(WHAT TO PRODUCE): Search the material for the string "Septiembre", then return every line where it is found.

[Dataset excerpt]
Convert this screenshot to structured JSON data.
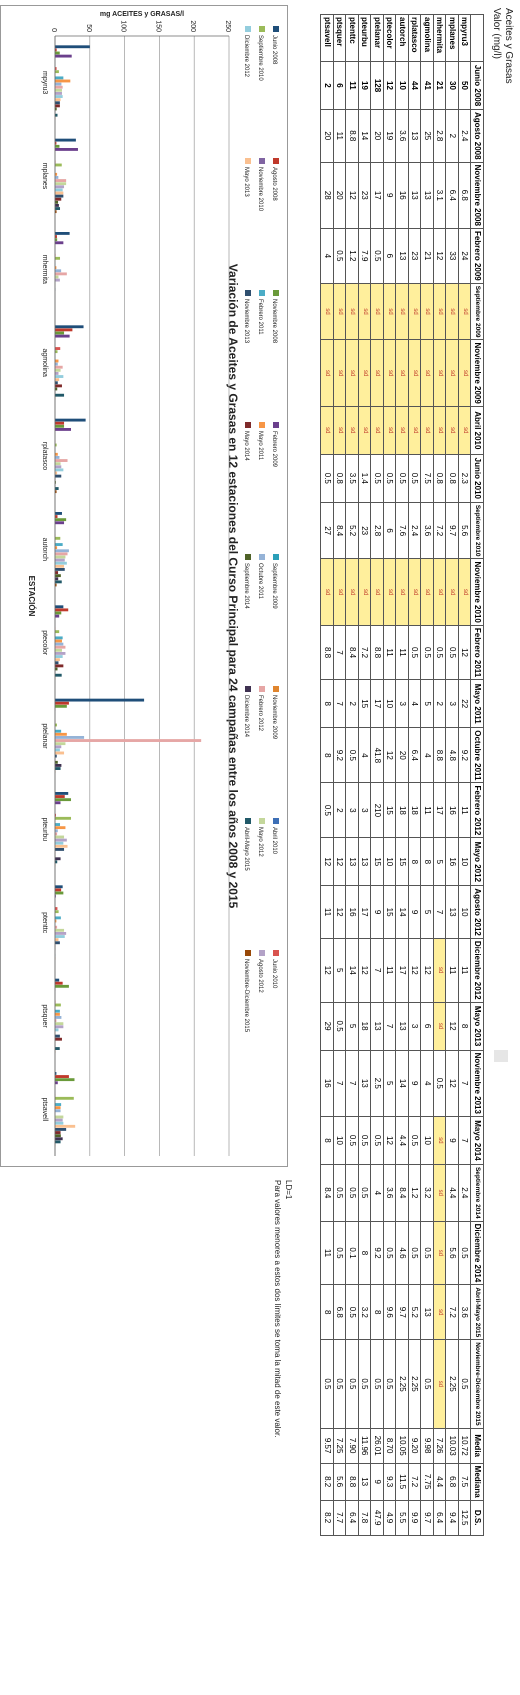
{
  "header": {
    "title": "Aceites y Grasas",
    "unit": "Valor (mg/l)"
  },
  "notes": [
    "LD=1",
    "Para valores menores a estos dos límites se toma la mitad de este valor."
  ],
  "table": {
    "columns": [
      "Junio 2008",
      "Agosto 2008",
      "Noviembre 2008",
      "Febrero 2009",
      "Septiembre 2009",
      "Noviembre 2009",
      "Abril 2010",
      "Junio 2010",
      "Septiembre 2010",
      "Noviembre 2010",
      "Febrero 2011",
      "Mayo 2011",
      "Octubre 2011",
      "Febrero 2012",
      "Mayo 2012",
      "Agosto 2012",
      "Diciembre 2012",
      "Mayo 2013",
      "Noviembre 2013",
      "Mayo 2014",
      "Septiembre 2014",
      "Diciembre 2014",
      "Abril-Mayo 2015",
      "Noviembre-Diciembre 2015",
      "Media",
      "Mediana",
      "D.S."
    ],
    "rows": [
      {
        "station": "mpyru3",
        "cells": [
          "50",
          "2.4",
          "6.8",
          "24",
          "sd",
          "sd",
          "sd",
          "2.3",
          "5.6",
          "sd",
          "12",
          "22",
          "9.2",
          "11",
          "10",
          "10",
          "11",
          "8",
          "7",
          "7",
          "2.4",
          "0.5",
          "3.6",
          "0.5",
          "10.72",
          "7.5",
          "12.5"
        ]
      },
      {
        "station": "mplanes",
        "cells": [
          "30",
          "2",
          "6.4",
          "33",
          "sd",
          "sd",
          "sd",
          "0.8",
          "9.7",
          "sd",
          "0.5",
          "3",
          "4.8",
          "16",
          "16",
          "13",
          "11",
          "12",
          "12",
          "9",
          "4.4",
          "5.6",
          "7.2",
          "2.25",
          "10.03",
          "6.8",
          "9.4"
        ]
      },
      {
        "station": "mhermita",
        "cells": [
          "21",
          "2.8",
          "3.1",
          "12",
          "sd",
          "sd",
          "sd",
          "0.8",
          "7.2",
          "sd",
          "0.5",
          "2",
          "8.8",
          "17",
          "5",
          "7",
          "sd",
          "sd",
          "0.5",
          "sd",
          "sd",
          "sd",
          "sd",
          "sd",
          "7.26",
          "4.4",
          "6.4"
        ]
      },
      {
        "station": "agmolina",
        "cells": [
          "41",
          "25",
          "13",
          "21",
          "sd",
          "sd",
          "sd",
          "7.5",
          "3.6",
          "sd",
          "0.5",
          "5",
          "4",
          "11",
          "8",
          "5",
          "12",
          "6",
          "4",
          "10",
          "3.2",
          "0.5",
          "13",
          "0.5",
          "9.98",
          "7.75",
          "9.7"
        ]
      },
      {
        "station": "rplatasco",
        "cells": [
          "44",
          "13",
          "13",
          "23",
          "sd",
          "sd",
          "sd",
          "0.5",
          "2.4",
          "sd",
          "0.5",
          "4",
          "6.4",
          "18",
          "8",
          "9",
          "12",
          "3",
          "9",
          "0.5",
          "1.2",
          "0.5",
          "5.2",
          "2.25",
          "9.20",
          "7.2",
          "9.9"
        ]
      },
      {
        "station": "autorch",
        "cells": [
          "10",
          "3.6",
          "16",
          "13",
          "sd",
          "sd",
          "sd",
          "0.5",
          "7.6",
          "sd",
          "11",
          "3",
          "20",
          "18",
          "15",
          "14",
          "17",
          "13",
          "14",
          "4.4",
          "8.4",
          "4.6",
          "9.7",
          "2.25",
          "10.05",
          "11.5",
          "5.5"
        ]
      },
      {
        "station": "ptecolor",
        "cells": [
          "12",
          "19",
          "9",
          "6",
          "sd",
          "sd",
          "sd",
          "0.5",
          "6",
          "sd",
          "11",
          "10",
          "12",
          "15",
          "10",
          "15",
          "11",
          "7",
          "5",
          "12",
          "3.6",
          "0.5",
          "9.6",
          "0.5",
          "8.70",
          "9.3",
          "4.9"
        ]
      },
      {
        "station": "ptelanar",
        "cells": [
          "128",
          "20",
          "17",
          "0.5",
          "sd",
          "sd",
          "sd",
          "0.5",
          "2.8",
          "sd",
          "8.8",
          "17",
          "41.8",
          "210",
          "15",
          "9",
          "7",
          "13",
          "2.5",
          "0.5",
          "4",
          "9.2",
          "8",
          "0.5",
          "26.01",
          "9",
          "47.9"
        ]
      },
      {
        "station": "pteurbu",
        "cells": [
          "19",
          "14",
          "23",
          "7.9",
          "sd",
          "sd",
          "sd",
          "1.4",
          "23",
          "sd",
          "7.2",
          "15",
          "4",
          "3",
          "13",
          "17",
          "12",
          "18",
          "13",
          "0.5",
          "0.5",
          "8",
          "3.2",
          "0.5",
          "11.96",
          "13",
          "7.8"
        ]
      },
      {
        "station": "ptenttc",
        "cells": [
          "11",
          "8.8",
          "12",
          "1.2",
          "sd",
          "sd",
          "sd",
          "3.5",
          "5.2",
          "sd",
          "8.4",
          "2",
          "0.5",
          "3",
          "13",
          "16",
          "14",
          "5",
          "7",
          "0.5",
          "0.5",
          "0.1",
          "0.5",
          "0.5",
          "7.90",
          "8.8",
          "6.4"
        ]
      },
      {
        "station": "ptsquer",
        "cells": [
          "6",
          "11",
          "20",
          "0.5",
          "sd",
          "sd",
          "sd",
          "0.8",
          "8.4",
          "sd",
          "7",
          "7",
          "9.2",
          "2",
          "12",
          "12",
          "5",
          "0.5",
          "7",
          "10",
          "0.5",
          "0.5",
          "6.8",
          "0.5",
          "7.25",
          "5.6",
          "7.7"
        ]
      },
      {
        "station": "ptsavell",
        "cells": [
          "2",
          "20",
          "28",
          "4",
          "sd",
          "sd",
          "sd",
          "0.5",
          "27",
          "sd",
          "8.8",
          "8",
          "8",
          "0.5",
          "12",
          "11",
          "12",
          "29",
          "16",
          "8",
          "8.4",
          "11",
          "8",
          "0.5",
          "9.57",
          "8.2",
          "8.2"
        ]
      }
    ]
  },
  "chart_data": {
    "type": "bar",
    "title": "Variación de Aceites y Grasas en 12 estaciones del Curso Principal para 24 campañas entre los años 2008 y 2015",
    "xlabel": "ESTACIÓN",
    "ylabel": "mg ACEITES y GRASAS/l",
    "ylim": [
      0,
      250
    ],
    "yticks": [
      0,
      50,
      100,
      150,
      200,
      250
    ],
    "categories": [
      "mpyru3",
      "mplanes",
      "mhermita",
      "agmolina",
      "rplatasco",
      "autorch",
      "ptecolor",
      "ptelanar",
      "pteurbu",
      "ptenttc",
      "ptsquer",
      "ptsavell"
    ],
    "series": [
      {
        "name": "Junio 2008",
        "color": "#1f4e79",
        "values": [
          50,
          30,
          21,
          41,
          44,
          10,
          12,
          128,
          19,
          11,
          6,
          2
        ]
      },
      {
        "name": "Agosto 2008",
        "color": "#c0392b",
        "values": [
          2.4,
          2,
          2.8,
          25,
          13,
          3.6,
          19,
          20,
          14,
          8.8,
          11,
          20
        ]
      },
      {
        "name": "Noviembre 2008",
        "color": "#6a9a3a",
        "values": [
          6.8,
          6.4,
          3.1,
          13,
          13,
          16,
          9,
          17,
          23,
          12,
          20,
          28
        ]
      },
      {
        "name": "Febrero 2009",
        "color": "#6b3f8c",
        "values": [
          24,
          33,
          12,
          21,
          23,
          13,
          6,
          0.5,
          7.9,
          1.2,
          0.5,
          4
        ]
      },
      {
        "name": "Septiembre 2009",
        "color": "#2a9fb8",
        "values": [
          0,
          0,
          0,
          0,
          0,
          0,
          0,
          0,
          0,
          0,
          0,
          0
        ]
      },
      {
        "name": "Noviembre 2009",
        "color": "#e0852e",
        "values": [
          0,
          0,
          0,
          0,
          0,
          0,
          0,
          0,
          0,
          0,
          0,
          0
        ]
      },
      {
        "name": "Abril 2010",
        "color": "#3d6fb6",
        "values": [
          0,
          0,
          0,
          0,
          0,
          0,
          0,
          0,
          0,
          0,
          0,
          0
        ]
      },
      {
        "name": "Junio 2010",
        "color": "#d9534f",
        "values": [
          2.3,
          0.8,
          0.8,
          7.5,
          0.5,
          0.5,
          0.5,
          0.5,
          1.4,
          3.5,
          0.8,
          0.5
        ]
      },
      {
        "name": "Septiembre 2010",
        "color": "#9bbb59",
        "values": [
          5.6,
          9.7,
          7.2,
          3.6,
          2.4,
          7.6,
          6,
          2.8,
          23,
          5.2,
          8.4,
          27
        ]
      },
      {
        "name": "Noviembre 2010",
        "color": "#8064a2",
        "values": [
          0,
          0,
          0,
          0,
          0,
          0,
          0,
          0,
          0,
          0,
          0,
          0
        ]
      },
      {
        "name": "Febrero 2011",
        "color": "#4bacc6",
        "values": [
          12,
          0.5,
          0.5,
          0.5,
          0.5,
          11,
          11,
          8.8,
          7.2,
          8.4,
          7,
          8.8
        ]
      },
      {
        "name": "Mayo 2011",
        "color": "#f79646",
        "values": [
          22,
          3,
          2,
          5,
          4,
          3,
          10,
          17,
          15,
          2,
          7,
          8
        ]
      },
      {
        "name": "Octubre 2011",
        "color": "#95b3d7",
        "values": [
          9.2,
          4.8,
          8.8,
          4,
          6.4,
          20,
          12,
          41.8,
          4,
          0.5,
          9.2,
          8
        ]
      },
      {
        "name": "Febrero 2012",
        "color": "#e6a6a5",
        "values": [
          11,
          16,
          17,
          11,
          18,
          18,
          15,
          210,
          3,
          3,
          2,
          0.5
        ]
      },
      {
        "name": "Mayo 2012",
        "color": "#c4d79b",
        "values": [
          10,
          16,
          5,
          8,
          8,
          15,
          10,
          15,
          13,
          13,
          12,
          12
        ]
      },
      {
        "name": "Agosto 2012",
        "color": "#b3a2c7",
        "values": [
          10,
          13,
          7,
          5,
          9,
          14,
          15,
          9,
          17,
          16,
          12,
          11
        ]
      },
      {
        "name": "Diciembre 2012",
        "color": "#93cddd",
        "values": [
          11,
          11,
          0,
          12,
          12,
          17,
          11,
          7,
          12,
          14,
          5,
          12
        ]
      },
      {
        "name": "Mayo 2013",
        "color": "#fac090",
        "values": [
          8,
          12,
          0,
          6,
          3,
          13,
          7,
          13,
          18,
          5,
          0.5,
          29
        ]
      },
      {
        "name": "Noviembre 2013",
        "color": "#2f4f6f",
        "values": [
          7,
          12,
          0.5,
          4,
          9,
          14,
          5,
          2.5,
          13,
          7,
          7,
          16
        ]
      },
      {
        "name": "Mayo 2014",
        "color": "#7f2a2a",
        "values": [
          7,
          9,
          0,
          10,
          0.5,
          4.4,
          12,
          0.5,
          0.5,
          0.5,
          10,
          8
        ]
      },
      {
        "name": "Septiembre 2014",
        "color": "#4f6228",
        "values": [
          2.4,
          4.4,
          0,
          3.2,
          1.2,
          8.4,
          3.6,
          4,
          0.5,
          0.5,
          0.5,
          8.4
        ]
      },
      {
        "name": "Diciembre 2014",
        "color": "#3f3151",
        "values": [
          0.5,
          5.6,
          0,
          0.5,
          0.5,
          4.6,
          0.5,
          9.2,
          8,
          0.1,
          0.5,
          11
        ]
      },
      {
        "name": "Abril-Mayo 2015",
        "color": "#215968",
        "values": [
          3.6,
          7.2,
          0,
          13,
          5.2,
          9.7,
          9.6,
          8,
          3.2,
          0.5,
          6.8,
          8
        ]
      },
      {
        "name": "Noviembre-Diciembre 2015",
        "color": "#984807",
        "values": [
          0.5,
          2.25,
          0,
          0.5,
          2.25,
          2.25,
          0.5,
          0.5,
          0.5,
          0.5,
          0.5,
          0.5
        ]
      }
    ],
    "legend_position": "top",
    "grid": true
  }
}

(RESULT):
      "Septiembre 2009",
      "Septiembre 2010",
      "Septiembre 2014",
        "name": "Septiembre 2009",
        "name": "Septiembre 2010",
        "name": "Septiembre 2014",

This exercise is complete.